**EXERCISE TASK:** Could you recast every line of the records below as a Markdown table with the columns "No." and "Entry", numbering the rows and skipping blank lines? Leave the pictures out of the table.

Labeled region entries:
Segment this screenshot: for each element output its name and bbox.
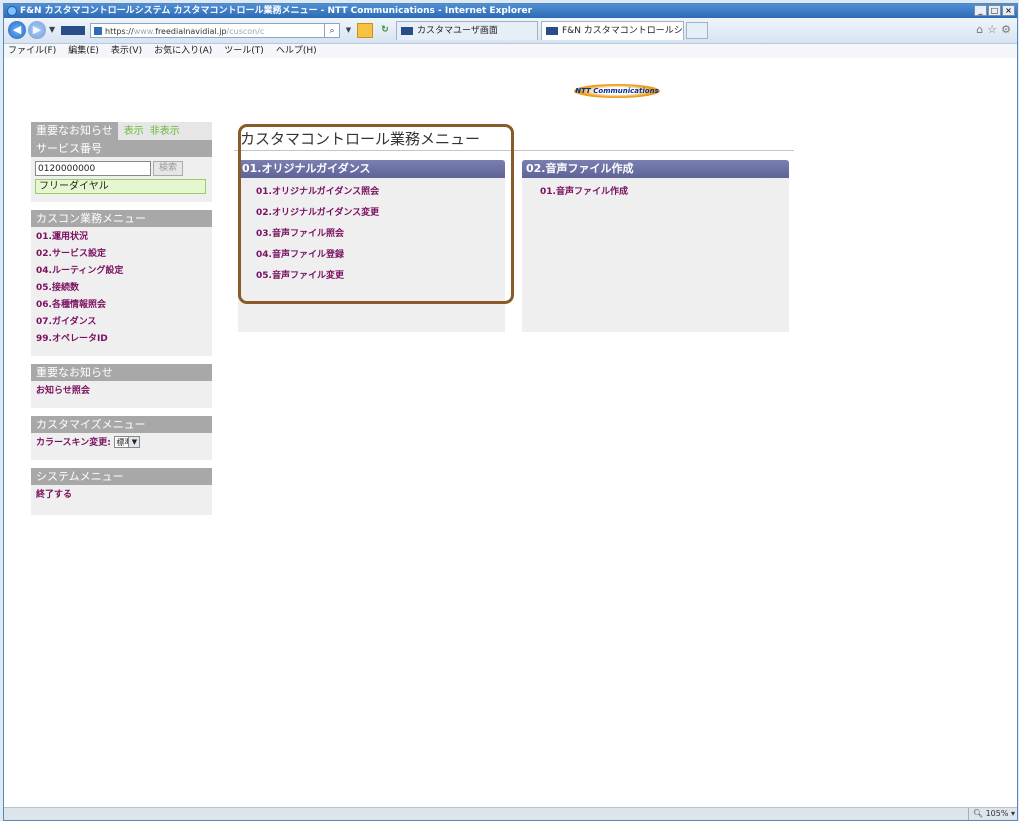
page-content: NTT Communications 重要なお知らせ 表示 非表示 サービス番号 0… xyxy=(4,58,1017,808)
chevron-down-icon: ▼ xyxy=(128,437,140,447)
sidebar: 重要なお知らせ 表示 非表示 サービス番号 0120000000 検索 フリーダイヤル… xyxy=(31,122,212,515)
notice2-header: 重要なお知らせ xyxy=(31,364,212,381)
search-button[interactable]: 検索 xyxy=(153,161,183,176)
sidebar-item-routing-settings[interactable]: 04.ルーティング設定 xyxy=(35,263,206,280)
sidebar-item-service-settings[interactable]: 02.サービス設定 xyxy=(35,246,206,263)
new-tab-button[interactable] xyxy=(686,22,708,39)
tab-label: カスタマユーザ画面 xyxy=(417,26,498,36)
notice-show-link[interactable]: 表示 xyxy=(124,126,144,137)
panel-header: 02.音声ファイル作成 xyxy=(522,160,789,178)
tab-favicon xyxy=(546,27,558,35)
sidebar-item-operation-status[interactable]: 01.運用状況 xyxy=(35,229,206,246)
skin-label: カラースキン変更: xyxy=(36,438,111,448)
tab-favicon xyxy=(401,27,413,35)
ie-icon xyxy=(7,6,17,16)
service-number-box: 0120000000 検索 フリーダイヤル xyxy=(31,157,212,202)
notice-title: 重要なお知らせ xyxy=(31,122,118,140)
maximize-button[interactable]: □ xyxy=(988,5,1001,16)
highlight-box xyxy=(238,124,514,304)
window-title: F&N カスタマコントロールシステム カスタマコントロール業務メニュー - NT… xyxy=(20,6,533,16)
address-www: www. xyxy=(133,27,156,36)
service-number-input[interactable]: 0120000000 xyxy=(35,161,151,176)
tab-label: F&N カスタマコントロールシ... xyxy=(562,26,684,36)
zoom-icon: 🔍︎ xyxy=(972,809,984,818)
sidebar-item-connections[interactable]: 05.接続数 xyxy=(35,280,206,297)
address-bar[interactable]: https://www.freedialnavidial.jp/cuscon/c xyxy=(90,23,340,38)
menu-bar: ファイル(F) 編集(E) 表示(V) お気に入り(A) ツール(T) ヘルプ(H) xyxy=(4,44,1017,58)
cuscon-menu: 01.運用状況 02.サービス設定 04.ルーティング設定 05.接続数 06.… xyxy=(31,227,212,356)
navigation-bar: ◀ ▶ ▼ https://www.freedialnavidial.jp/cu… xyxy=(4,18,1017,44)
sidebar-item-guidance[interactable]: 07.ガイダンス xyxy=(35,314,206,331)
tab-customer-user[interactable]: カスタマユーザ画面 xyxy=(396,21,538,40)
status-bar: 🔍︎ 105% ▾ xyxy=(4,807,1017,820)
home-icon[interactable]: ⌂ xyxy=(976,23,987,36)
customize-menu-header: カスタマイズメニュー xyxy=(31,416,212,433)
https-icon xyxy=(94,27,102,35)
address-dropdown-icon[interactable]: ▼ xyxy=(342,23,355,38)
menu-help[interactable]: ヘルプ(H) xyxy=(276,46,317,56)
address-prefix: https:// xyxy=(105,27,134,36)
system-menu: 終了する xyxy=(31,485,212,515)
menu-file[interactable]: ファイル(F) xyxy=(8,46,56,56)
minimize-button[interactable]: _ xyxy=(974,5,987,16)
exit-link[interactable]: 終了する xyxy=(35,487,206,504)
close-window-button[interactable]: × xyxy=(1002,5,1015,16)
toolbar-right-icons: ⌂☆⚙ xyxy=(976,23,1015,36)
customize-menu: カラースキン変更: 標準 ▼ xyxy=(31,433,212,460)
history-dropdown-icon[interactable]: ▼ xyxy=(49,25,55,34)
skin-select[interactable]: 標準 ▼ xyxy=(114,436,141,448)
panel-audio-file-creation: 02.音声ファイル作成 01.音声ファイル作成 xyxy=(522,160,789,332)
forward-icon[interactable]: ▶ xyxy=(28,21,46,39)
service-number-header: サービス番号 xyxy=(31,140,212,157)
notice-header: 重要なお知らせ 表示 非表示 xyxy=(31,122,212,140)
menu-view[interactable]: 表示(V) xyxy=(111,46,142,56)
zoom-value: 105% xyxy=(985,809,1009,818)
notice-hide-link[interactable]: 非表示 xyxy=(150,126,180,137)
menu-favorites[interactable]: お気に入り(A) xyxy=(154,46,212,56)
notice-inquiry-link[interactable]: お知らせ照会 xyxy=(35,383,206,400)
ntt-logo: NTT Communications xyxy=(574,84,660,98)
logo-text: NTT Communications xyxy=(575,87,659,95)
search-icon[interactable]: ⌕ xyxy=(324,23,340,38)
link-audio-file-create[interactable]: 01.音声ファイル作成 xyxy=(522,186,789,199)
sidebar-item-info-inquiry[interactable]: 06.各種情報照会 xyxy=(35,297,206,314)
service-type-badge: フリーダイヤル xyxy=(35,179,206,194)
browser-window: F&N カスタマコントロールシステム カスタマコントロール業務メニュー - NT… xyxy=(3,3,1018,821)
zoom-level[interactable]: 🔍︎ 105% ▾ xyxy=(967,808,1015,820)
address-path: /cuscon/c xyxy=(226,27,265,36)
lock-icon[interactable] xyxy=(357,23,373,38)
sidebar-item-operator-id[interactable]: 99.オペレータID xyxy=(35,331,206,348)
favorites-icon[interactable]: ☆ xyxy=(987,23,1001,36)
tools-icon[interactable]: ⚙ xyxy=(1001,23,1015,36)
refresh-icon[interactable]: ↻ xyxy=(377,23,393,38)
notice2-box: お知らせ照会 xyxy=(31,381,212,408)
address-host: freedialnavidial.jp xyxy=(155,27,227,36)
menu-edit[interactable]: 編集(E) xyxy=(68,46,99,56)
back-icon[interactable]: ◀ xyxy=(8,21,26,39)
cuscon-menu-header: カスコン業務メニュー xyxy=(31,210,212,227)
title-bar: F&N カスタマコントロールシステム カスタマコントロール業務メニュー - NT… xyxy=(4,4,1017,18)
system-menu-header: システムメニュー xyxy=(31,468,212,485)
menu-tools[interactable]: ツール(T) xyxy=(224,46,264,56)
tab-fn-customer-control[interactable]: F&N カスタマコントロールシ...× xyxy=(541,21,684,40)
site-icon xyxy=(61,26,85,35)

**RESPONSE TO THE EXERCISE:**
| No. | Entry |
|---|---|
| 1 | Segment this screenshot: for each element output its name and bbox. |
| 2 | page-content: NTT Communications 重要なお知らせ 表示 非表示 サービス番号 0… xyxy=(4,58,1017,808) |
| 3 | chevron-down-icon: ▼ xyxy=(128,437,140,447) |
| 4 | sidebar: 重要なお知らせ 表示 非表示 サービス番号 0120000000 検索 フリーダイヤル… xyxy=(31,122,212,515) |
| 5 | notice2-header: 重要なお知らせ xyxy=(31,364,212,381) |
| 6 | search-button[interactable]: 検索 xyxy=(153,161,183,176) |
| 7 | sidebar-item-routing-settings[interactable]: 04.ルーティング設定 xyxy=(35,263,206,280) |
| 8 | sidebar-item-service-settings[interactable]: 02.サービス設定 xyxy=(35,246,206,263) |
| 9 | new-tab-button[interactable] xyxy=(686,22,708,39) |
| 10 | tab-label: カスタマユーザ画面 xyxy=(417,26,498,36) |
| 11 | notice-show-link[interactable]: 表示 xyxy=(124,126,144,137) |
| 12 | panel-header: 02.音声ファイル作成 xyxy=(522,160,789,178) |
| 13 | tab-favicon xyxy=(546,27,558,35) |
| 14 | sidebar-item-operation-status[interactable]: 01.運用状況 xyxy=(35,229,206,246) |
| 15 | skin-label: カラースキン変更: xyxy=(36,438,111,448) |
| 16 | tab-favicon xyxy=(401,27,413,35) |
| 17 | ie-icon xyxy=(7,6,17,16) |
| 18 | service-number-box: 0120000000 検索 フリーダイヤル xyxy=(31,157,212,202) |
| 19 | notice-title: 重要なお知らせ xyxy=(31,122,118,140) |
| 20 | maximize-button[interactable]: □ xyxy=(988,5,1001,16) |
| 21 | highlight-box xyxy=(238,124,514,304) |
| 22 | window-title: F&N カスタマコントロールシステム カスタマコントロール業務メニュー - NT… xyxy=(20,6,533,16) |
| 23 | address-www: www. xyxy=(133,27,156,36) |
| 24 | service-number-input[interactable]: 0120000000 xyxy=(35,161,151,176) |
| 25 | tab-label: F&N カスタマコントロールシ... xyxy=(562,26,684,36) |
| 26 | zoom-icon: 🔍︎ xyxy=(972,809,984,818) |
| 27 | sidebar-item-connections[interactable]: 05.接続数 xyxy=(35,280,206,297) |
| 28 | address-bar[interactable]: https://www.freedialnavidial.jp/cuscon/c xyxy=(90,23,340,38) |
| 29 | menu-bar: ファイル(F) 編集(E) 表示(V) お気に入り(A) ツール(T) ヘルプ(H) xyxy=(4,44,1017,58) |
| 30 | cuscon-menu: 01.運用状況 02.サービス設定 04.ルーティング設定 05.接続数 06.… xyxy=(31,227,212,356) |
| 31 | navigation-bar: ◀ ▶ ▼ https://www.freedialnavidial.jp/cu… xyxy=(4,18,1017,44) |
| 32 | sidebar-item-guidance[interactable]: 07.ガイダンス xyxy=(35,314,206,331) |
| 33 | tab-customer-user[interactable]: カスタマユーザ画面 xyxy=(396,21,538,40) |
| 34 | status-bar: 🔍︎ 105% ▾ xyxy=(4,807,1017,820) |
| 35 | home-icon[interactable]: ⌂ xyxy=(976,23,987,36) |
| 36 | customize-menu-header: カスタマイズメニュー xyxy=(31,416,212,433) |
| 37 | https-icon xyxy=(94,27,102,35) |
| 38 | address-dropdown-icon[interactable]: ▼ xyxy=(342,23,355,38) |
| 39 | menu-help[interactable]: ヘルプ(H) xyxy=(276,46,317,56) |
| 40 | address-prefix: https:// xyxy=(105,27,134,36) |
| 41 | system-menu: 終了する xyxy=(31,485,212,515) |
| 42 | menu-file[interactable]: ファイル(F) xyxy=(8,46,56,56) |
| 43 | minimize-button[interactable]: _ xyxy=(974,5,987,16) |
| 44 | exit-link[interactable]: 終了する xyxy=(35,487,206,504) |
| 45 | close-window-button[interactable]: × xyxy=(1002,5,1015,16) |
| 46 | toolbar-right-icons: ⌂☆⚙ xyxy=(976,23,1015,36) |
| 47 | customize-menu: カラースキン変更: 標準 ▼ xyxy=(31,433,212,460) |
| 48 | history-dropdown-icon[interactable]: ▼ xyxy=(49,25,55,34) |
| 49 | skin-select[interactable]: 標準 ▼ xyxy=(114,436,141,448) |
| 50 | panel-audio-file-creation: 02.音声ファイル作成 01.音声ファイル作成 xyxy=(522,160,789,332) |
| 51 | forward-icon[interactable]: ▶ xyxy=(28,21,46,39) |
| 52 | service-number-header: サービス番号 xyxy=(31,140,212,157) |
| 53 | notice-header: 重要なお知らせ 表示 非表示 xyxy=(31,122,212,140) |
| 54 | menu-view[interactable]: 表示(V) xyxy=(111,46,142,56) |
| 55 | zoom-value: 105% xyxy=(985,809,1009,818) |
| 56 | notice-hide-link[interactable]: 非表示 xyxy=(150,126,180,137) |
| 57 | menu-favorites[interactable]: お気に入り(A) xyxy=(154,46,212,56) |
| 58 | notice-inquiry-link[interactable]: お知らせ照会 xyxy=(35,383,206,400) |
| 59 | ntt-logo: NTT Communications xyxy=(574,84,660,98) |
| 60 | logo-text: NTT Communications xyxy=(575,87,659,95) |
| 61 | search-icon[interactable]: ⌕ xyxy=(324,23,340,38) |
| 62 | link-audio-file-create[interactable]: 01.音声ファイル作成 xyxy=(522,186,789,199) |
| 63 | sidebar-item-info-inquiry[interactable]: 06.各種情報照会 xyxy=(35,297,206,314) |
| 64 | service-type-badge: フリーダイヤル xyxy=(35,179,206,194) |
| 65 | browser-window: F&N カスタマコントロールシステム カスタマコントロール業務メニュー - NT… xyxy=(3,3,1018,821) |
| 66 | zoom-level[interactable]: 🔍︎ 105% ▾ xyxy=(967,808,1015,820) |
| 67 | address-path: /cuscon/c xyxy=(226,27,265,36) |
| 68 | lock-icon[interactable] xyxy=(357,23,373,38) |
| 69 | sidebar-item-operator-id[interactable]: 99.オペレータID xyxy=(35,331,206,348) |
| 70 | favorites-icon[interactable]: ☆ xyxy=(987,23,1001,36) |
| 71 | tools-icon[interactable]: ⚙ xyxy=(1001,23,1015,36) |
| 72 | refresh-icon[interactable]: ↻ xyxy=(377,23,393,38) |
| 73 | notice2-box: お知らせ照会 xyxy=(31,381,212,408) |
| 74 | address-host: freedialnavidial.jp xyxy=(155,27,227,36) |
| 75 | menu-edit[interactable]: 編集(E) xyxy=(68,46,99,56) |
| 76 | back-icon[interactable]: ◀ xyxy=(8,21,26,39) |
| 77 | cuscon-menu-header: カスコン業務メニュー xyxy=(31,210,212,227) |
| 78 | title-bar: F&N カスタマコントロールシステム カスタマコントロール業務メニュー - NT… xyxy=(4,4,1017,18) |
| 79 | system-menu-header: システムメニュー xyxy=(31,468,212,485) |
| 80 | menu-tools[interactable]: ツール(T) xyxy=(224,46,264,56) |
| 81 | tab-fn-customer-control[interactable]: F&N カスタマコントロールシ...× xyxy=(541,21,684,40) |
| 82 | site-icon xyxy=(61,26,85,35) |